Records excerpted from a collection:
-- start --

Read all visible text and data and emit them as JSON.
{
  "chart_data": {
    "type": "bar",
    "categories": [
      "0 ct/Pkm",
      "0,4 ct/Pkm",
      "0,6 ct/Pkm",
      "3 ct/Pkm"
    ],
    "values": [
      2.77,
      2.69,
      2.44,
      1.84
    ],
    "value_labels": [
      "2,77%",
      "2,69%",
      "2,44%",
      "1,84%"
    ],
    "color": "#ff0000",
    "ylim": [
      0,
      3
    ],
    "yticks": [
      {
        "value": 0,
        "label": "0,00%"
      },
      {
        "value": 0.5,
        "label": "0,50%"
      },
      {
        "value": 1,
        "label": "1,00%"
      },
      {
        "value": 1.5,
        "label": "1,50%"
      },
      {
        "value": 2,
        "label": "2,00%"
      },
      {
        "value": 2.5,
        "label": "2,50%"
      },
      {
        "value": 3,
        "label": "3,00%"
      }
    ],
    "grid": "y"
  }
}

-- end --

Using the data above, return each line exactly as written.

WORKED ANSWER:
Read all visible text and data and emit them as JSON.
{
  "chart_data": {
    "type": "bar",
    "categories": [
      "0 ct/Pkm",
      "0,4 ct/Pkm",
      "0,6 ct/Pkm",
      "3 ct/Pkm"
    ],
    "values": [
      2.77,
      2.69,
      2.44,
      1.84
    ],
    "value_labels": [
      "2,77%",
      "2,69%",
      "2,44%",
      "1,84%"
    ],
    "color": "#ff0000",
    "ylim": [
      0,
      3
    ],
    "yticks": [
      {
        "value": 0,
        "label": "0,00%"
      },
      {
        "value": 0.5,
        "label": "0,50%"
      },
      {
        "value": 1,
        "label": "1,00%"
      },
      {
        "value": 1.5,
        "label": "1,50%"
      },
      {
        "value": 2,
        "label": "2,00%"
      },
      {
        "value": 2.5,
        "label": "2,50%"
      },
      {
        "value": 3,
        "label": "3,00%"
      }
    ],
    "grid": "y"
  }
}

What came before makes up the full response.